Data items:
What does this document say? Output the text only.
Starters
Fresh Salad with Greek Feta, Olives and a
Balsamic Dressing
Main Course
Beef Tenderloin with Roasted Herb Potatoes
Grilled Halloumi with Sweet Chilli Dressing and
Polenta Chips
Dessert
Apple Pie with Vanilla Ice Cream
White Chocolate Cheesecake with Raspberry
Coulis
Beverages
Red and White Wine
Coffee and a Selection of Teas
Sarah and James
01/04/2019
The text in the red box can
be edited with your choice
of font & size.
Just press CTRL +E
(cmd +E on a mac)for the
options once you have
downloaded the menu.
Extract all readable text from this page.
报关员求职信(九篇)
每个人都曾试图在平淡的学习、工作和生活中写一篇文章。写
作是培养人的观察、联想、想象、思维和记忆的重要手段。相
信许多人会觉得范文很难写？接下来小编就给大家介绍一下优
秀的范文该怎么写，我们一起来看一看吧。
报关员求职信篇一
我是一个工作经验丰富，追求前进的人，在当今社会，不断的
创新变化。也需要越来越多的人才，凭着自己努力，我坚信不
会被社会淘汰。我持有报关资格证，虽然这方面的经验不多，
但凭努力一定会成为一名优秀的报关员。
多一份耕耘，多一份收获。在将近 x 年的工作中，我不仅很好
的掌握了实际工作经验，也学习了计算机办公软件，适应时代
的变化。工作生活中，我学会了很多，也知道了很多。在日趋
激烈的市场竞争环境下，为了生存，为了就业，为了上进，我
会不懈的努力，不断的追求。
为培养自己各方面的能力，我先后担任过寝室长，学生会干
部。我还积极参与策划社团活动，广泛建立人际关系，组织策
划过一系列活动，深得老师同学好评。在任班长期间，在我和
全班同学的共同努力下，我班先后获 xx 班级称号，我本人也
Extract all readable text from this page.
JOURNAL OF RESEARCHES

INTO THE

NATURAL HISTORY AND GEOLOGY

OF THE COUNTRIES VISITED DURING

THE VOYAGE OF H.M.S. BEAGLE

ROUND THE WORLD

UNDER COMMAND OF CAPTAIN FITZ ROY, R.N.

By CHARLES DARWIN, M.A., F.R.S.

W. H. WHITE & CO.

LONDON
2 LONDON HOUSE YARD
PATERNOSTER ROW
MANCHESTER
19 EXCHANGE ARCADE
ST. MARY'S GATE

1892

STATED GOAL - Take the material above and return all of it exactly.

TASK ANSWER -
What does this document say? Output the text only.
Starters
Fresh Salad with Greek Feta, Olives and a
Balsamic Dressing
Main Course
Beef Tenderloin with Roasted Herb Potatoes
Grilled Halloumi with Sweet Chilli Dressing and
Polenta Chips
Dessert
Apple Pie with Vanilla Ice Cream
White Chocolate Cheesecake with Raspberry
Coulis
Beverages
Red and White Wine
Coffee and a Selection of Teas
Sarah and James
01/04/2019
The text in the red box can
be edited with your choice
of font & size.
Just press CTRL +E
(cmd +E on a mac)for the
options once you have
downloaded the menu.
Extract all readable text from this page.
报关员求职信(九篇)
每个人都曾试图在平淡的学习、工作和生活中写一篇文章。写
作是培养人的观察、联想、想象、思维和记忆的重要手段。相
信许多人会觉得范文很难写？接下来小编就给大家介绍一下优
秀的范文该怎么写，我们一起来看一看吧。
报关员求职信篇一
我是一个工作经验丰富，追求前进的人，在当今社会，不断的
创新变化。也需要越来越多的人才，凭着自己努力，我坚信不
会被社会淘汰。我持有报关资格证，虽然这方面的经验不多，
但凭努力一定会成为一名优秀的报关员。
多一份耕耘，多一份收获。在将近 x 年的工作中，我不仅很好
的掌握了实际工作经验，也学习了计算机办公软件，适应时代
的变化。工作生活中，我学会了很多，也知道了很多。在日趋
激烈的市场竞争环境下，为了生存，为了就业，为了上进，我
会不懈的努力，不断的追求。
为培养自己各方面的能力，我先后担任过寝室长，学生会干
部。我还积极参与策划社团活动，广泛建立人际关系，组织策
划过一系列活动，深得老师同学好评。在任班长期间，在我和
全班同学的共同努力下，我班先后获 xx 班级称号，我本人也
Extract all readable text from this page.
JOURNAL OF RESEARCHES

INTO THE

NATURAL HISTORY AND GEOLOGY

OF THE COUNTRIES VISITED DURING

THE VOYAGE OF H.M.S. BEAGLE

ROUND THE WORLD

UNDER COMMAND OF CAPTAIN FITZ ROY, R.N.

By CHARLES DARWIN, M.A., F.R.S.

W. H. WHITE & CO.

LONDON
2 LONDON HOUSE YARD
PATERNOSTER ROW
MANCHESTER
19 EXCHANGE ARCADE
ST. MARY'S GATE

1892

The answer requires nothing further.